== EXERCISE BRIEF ==
Repeat each line of the material below exactly as it appears, minus any pictures.
─── RECORDED DATA ───
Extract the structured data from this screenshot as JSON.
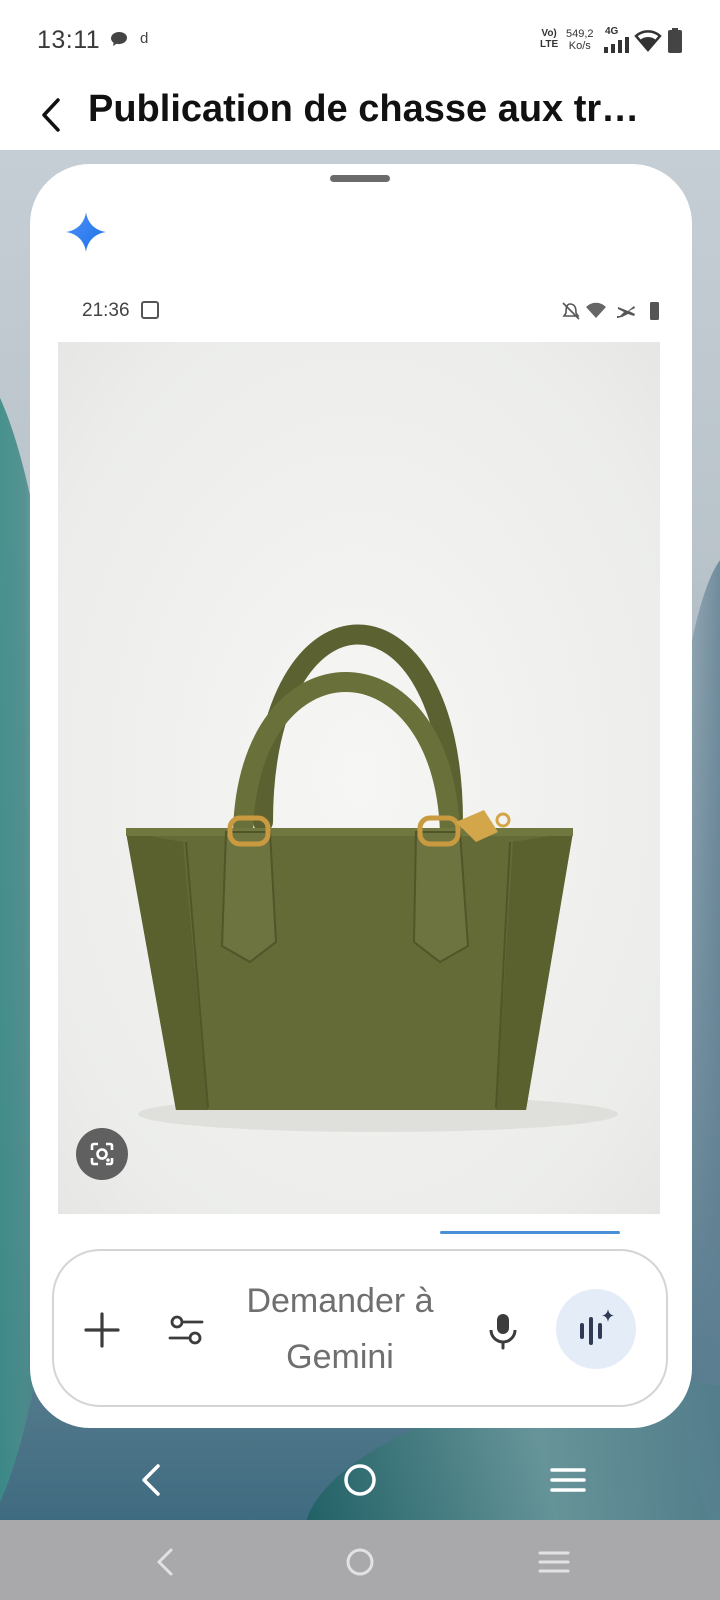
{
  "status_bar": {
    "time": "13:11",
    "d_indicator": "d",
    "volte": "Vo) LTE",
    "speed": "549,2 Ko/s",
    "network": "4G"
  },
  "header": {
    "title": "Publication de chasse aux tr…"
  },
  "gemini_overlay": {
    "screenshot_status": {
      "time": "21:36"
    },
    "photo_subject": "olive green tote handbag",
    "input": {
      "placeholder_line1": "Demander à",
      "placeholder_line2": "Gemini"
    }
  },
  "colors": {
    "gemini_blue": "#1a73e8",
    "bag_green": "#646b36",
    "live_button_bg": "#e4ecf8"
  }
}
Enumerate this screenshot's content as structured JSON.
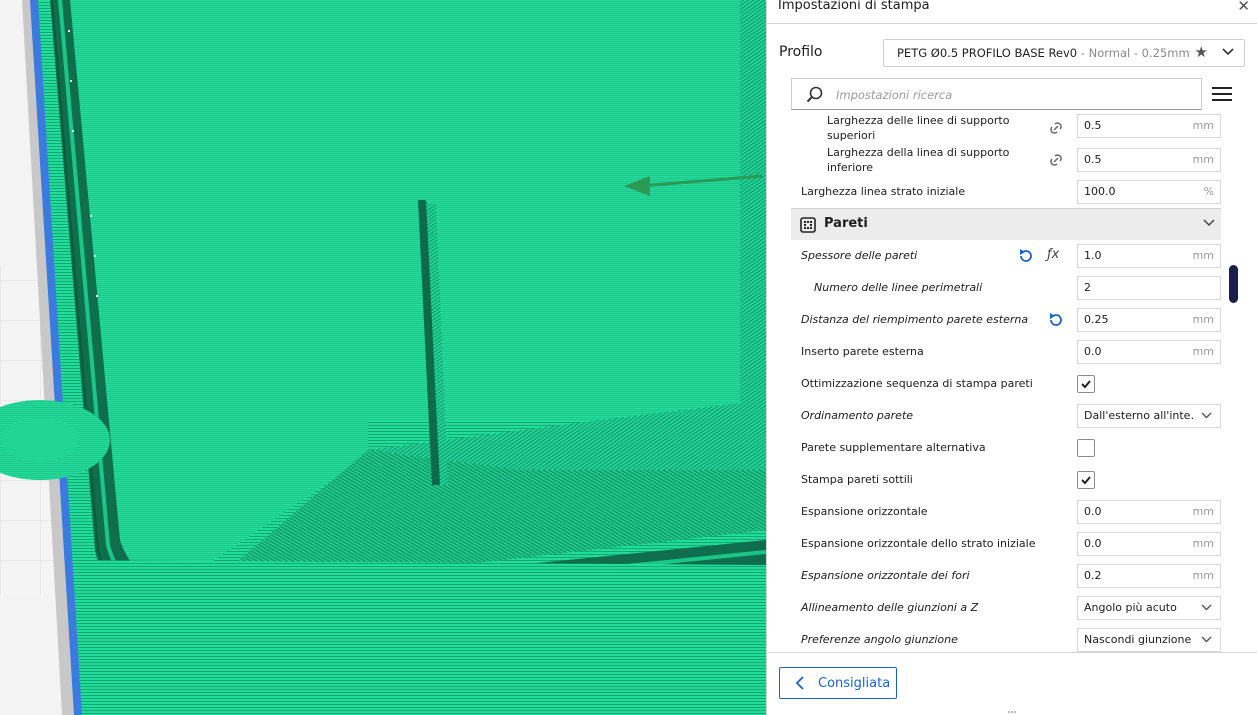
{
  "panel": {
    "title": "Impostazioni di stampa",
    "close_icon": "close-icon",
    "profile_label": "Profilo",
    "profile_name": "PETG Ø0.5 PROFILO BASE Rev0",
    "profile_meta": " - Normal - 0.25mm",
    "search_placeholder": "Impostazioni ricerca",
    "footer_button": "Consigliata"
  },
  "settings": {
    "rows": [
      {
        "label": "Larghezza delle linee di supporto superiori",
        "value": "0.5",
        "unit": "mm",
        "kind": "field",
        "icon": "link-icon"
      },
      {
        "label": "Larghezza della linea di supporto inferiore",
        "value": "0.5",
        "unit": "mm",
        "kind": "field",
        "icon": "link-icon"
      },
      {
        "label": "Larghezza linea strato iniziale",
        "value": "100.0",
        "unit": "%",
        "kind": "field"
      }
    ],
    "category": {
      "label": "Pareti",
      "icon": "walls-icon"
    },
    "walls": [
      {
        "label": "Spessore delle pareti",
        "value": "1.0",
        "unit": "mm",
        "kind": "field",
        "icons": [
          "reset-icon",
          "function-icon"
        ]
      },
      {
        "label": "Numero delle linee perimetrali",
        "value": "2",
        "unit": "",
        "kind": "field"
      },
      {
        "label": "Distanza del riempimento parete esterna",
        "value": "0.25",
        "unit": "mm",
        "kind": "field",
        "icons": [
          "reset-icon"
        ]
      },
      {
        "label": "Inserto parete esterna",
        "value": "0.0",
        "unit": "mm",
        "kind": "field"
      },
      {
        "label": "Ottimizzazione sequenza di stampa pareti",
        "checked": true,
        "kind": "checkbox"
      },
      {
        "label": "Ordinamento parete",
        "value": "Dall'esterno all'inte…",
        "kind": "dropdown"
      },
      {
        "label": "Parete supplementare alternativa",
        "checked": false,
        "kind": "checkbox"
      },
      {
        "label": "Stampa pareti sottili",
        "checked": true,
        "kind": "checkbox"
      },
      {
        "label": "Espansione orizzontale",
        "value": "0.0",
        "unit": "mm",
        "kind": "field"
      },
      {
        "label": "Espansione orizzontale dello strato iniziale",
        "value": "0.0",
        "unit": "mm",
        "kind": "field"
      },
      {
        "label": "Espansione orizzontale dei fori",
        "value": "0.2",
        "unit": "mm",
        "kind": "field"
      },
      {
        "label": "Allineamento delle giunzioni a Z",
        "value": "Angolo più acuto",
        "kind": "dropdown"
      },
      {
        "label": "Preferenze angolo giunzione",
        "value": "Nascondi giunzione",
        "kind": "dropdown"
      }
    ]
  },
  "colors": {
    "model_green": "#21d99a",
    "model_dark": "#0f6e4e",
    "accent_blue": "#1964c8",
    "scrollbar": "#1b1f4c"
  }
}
───
== SOLUTION TO THE PROBLEM ==
Extract the structured data from this screenshot as JSON.
{
  "status_bar": {
    "time": "13:11",
    "d_indicator": "d",
    "volte": "Vo) LTE",
    "speed": "549,2 Ko/s",
    "network": "4G"
  },
  "header": {
    "title": "Publication de chasse aux tr…"
  },
  "gemini_overlay": {
    "screenshot_status": {
      "time": "21:36"
    },
    "photo_subject": "olive green tote handbag",
    "input": {
      "placeholder_line1": "Demander à",
      "placeholder_line2": "Gemini"
    }
  },
  "colors": {
    "gemini_blue": "#1a73e8",
    "bag_green": "#646b36",
    "live_button_bg": "#e4ecf8"
  }
}
Enumerate this screenshot's content as structured JSON.
{
  "panel": {
    "title": "Impostazioni di stampa",
    "close_icon": "close-icon",
    "profile_label": "Profilo",
    "profile_name": "PETG Ø0.5 PROFILO BASE Rev0",
    "profile_meta": " - Normal - 0.25mm",
    "search_placeholder": "Impostazioni ricerca",
    "footer_button": "Consigliata"
  },
  "settings": {
    "rows": [
      {
        "label": "Larghezza delle linee di supporto superiori",
        "value": "0.5",
        "unit": "mm",
        "kind": "field",
        "icon": "link-icon"
      },
      {
        "label": "Larghezza della linea di supporto inferiore",
        "value": "0.5",
        "unit": "mm",
        "kind": "field",
        "icon": "link-icon"
      },
      {
        "label": "Larghezza linea strato iniziale",
        "value": "100.0",
        "unit": "%",
        "kind": "field"
      }
    ],
    "category": {
      "label": "Pareti",
      "icon": "walls-icon"
    },
    "walls": [
      {
        "label": "Spessore delle pareti",
        "value": "1.0",
        "unit": "mm",
        "kind": "field",
        "icons": [
          "reset-icon",
          "function-icon"
        ]
      },
      {
        "label": "Numero delle linee perimetrali",
        "value": "2",
        "unit": "",
        "kind": "field"
      },
      {
        "label": "Distanza del riempimento parete esterna",
        "value": "0.25",
        "unit": "mm",
        "kind": "field",
        "icons": [
          "reset-icon"
        ]
      },
      {
        "label": "Inserto parete esterna",
        "value": "0.0",
        "unit": "mm",
        "kind": "field"
      },
      {
        "label": "Ottimizzazione sequenza di stampa pareti",
        "checked": true,
        "kind": "checkbox"
      },
      {
        "label": "Ordinamento parete",
        "value": "Dall'esterno all'inte…",
        "kind": "dropdown"
      },
      {
        "label": "Parete supplementare alternativa",
        "checked": false,
        "kind": "checkbox"
      },
      {
        "label": "Stampa pareti sottili",
        "checked": true,
        "kind": "checkbox"
      },
      {
        "label": "Espansione orizzontale",
        "value": "0.0",
        "unit": "mm",
        "kind": "field"
      },
      {
        "label": "Espansione orizzontale dello strato iniziale",
        "value": "0.0",
        "unit": "mm",
        "kind": "field"
      },
      {
        "label": "Espansione orizzontale dei fori",
        "value": "0.2",
        "unit": "mm",
        "kind": "field"
      },
      {
        "label": "Allineamento delle giunzioni a Z",
        "value": "Angolo più acuto",
        "kind": "dropdown"
      },
      {
        "label": "Preferenze angolo giunzione",
        "value": "Nascondi giunzione",
        "kind": "dropdown"
      }
    ]
  },
  "colors": {
    "model_green": "#21d99a",
    "model_dark": "#0f6e4e",
    "accent_blue": "#1964c8",
    "scrollbar": "#1b1f4c"
  }
}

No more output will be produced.